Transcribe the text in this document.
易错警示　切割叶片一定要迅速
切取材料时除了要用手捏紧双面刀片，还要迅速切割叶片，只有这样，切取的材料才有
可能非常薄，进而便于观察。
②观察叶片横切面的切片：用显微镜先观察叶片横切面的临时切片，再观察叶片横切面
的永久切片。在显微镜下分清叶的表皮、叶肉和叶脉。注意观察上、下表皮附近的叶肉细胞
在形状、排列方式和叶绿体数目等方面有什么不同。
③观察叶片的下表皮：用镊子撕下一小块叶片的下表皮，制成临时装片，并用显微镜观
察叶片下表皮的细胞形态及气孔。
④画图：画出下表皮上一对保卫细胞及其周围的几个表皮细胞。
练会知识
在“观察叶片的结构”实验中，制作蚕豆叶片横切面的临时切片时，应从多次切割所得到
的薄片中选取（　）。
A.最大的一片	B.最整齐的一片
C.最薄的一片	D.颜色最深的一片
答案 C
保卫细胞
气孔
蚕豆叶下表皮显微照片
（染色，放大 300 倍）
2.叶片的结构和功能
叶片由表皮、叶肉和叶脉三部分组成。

● **What the exercise asks**
Write out all of the records above exactly as they appear.

● **Answer**
Transcribe the text in this document.
易错警示　切割叶片一定要迅速
切取材料时除了要用手捏紧双面刀片，还要迅速切割叶片，只有这样，切取的材料才有
可能非常薄，进而便于观察。
②观察叶片横切面的切片：用显微镜先观察叶片横切面的临时切片，再观察叶片横切面
的永久切片。在显微镜下分清叶的表皮、叶肉和叶脉。注意观察上、下表皮附近的叶肉细胞
在形状、排列方式和叶绿体数目等方面有什么不同。
③观察叶片的下表皮：用镊子撕下一小块叶片的下表皮，制成临时装片，并用显微镜观
察叶片下表皮的细胞形态及气孔。
④画图：画出下表皮上一对保卫细胞及其周围的几个表皮细胞。
练会知识
在“观察叶片的结构”实验中，制作蚕豆叶片横切面的临时切片时，应从多次切割所得到
的薄片中选取（　）。
A.最大的一片	B.最整齐的一片
C.最薄的一片	D.颜色最深的一片
答案 C
保卫细胞
气孔
蚕豆叶下表皮显微照片
（染色，放大 300 倍）
2.叶片的结构和功能
叶片由表皮、叶肉和叶脉三部分组成。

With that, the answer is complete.